-- start of Input records --

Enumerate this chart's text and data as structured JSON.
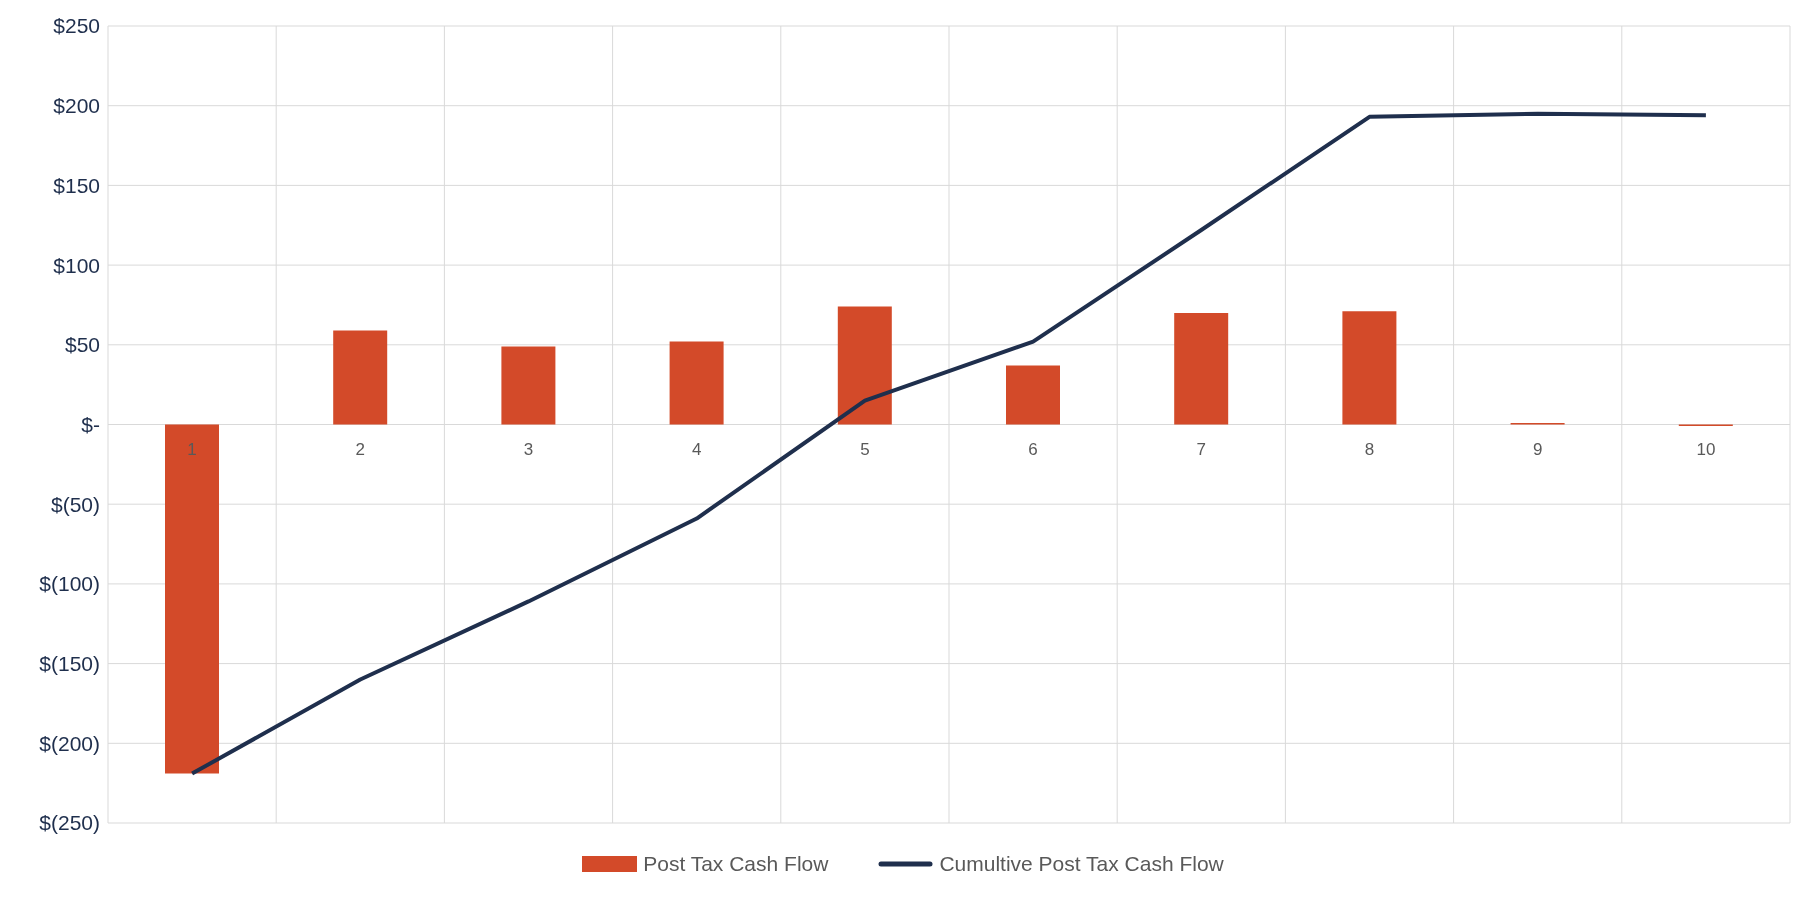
{
  "chart_data": {
    "type": "bar",
    "categories": [
      "1",
      "2",
      "3",
      "4",
      "5",
      "6",
      "7",
      "8",
      "9",
      "10"
    ],
    "series": [
      {
        "name": "Post Tax Cash Flow",
        "color": "#d34a29",
        "values": [
          -219,
          59,
          49,
          52,
          74,
          37,
          70,
          71,
          1,
          -1
        ]
      },
      {
        "name": "Cumultive Post Tax Cash Flow",
        "type": "line",
        "color": "#1f2f4d",
        "values": [
          -219,
          -160,
          -111,
          -59,
          15,
          52,
          122,
          193,
          195,
          194
        ]
      }
    ],
    "ylim": [
      -250,
      250
    ],
    "yticks": [
      {
        "value": -250,
        "label": "$(250)"
      },
      {
        "value": -200,
        "label": "$(200)"
      },
      {
        "value": -150,
        "label": "$(150)"
      },
      {
        "value": -100,
        "label": "$(100)"
      },
      {
        "value": -50,
        "label": "$(50)"
      },
      {
        "value": 0,
        "label": "$-"
      },
      {
        "value": 50,
        "label": "$50"
      },
      {
        "value": 100,
        "label": "$100"
      },
      {
        "value": 150,
        "label": "$150"
      },
      {
        "value": 200,
        "label": "$200"
      },
      {
        "value": 250,
        "label": "$250"
      }
    ],
    "grid": true,
    "legend": "bottom",
    "line_style": "solid",
    "marker": "none"
  }
}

-- end of Input records --

* Goal: Except for the pictures, reproduce every line exactly.

* Output of the task:
Enumerate this chart's text and data as structured JSON.
{
  "chart_data": {
    "type": "bar",
    "categories": [
      "1",
      "2",
      "3",
      "4",
      "5",
      "6",
      "7",
      "8",
      "9",
      "10"
    ],
    "series": [
      {
        "name": "Post Tax Cash Flow",
        "color": "#d34a29",
        "values": [
          -219,
          59,
          49,
          52,
          74,
          37,
          70,
          71,
          1,
          -1
        ]
      },
      {
        "name": "Cumultive Post Tax Cash Flow",
        "type": "line",
        "color": "#1f2f4d",
        "values": [
          -219,
          -160,
          -111,
          -59,
          15,
          52,
          122,
          193,
          195,
          194
        ]
      }
    ],
    "ylim": [
      -250,
      250
    ],
    "yticks": [
      {
        "value": -250,
        "label": "$(250)"
      },
      {
        "value": -200,
        "label": "$(200)"
      },
      {
        "value": -150,
        "label": "$(150)"
      },
      {
        "value": -100,
        "label": "$(100)"
      },
      {
        "value": -50,
        "label": "$(50)"
      },
      {
        "value": 0,
        "label": "$-"
      },
      {
        "value": 50,
        "label": "$50"
      },
      {
        "value": 100,
        "label": "$100"
      },
      {
        "value": 150,
        "label": "$150"
      },
      {
        "value": 200,
        "label": "$200"
      },
      {
        "value": 250,
        "label": "$250"
      }
    ],
    "grid": true,
    "legend": "bottom",
    "line_style": "solid",
    "marker": "none"
  }
}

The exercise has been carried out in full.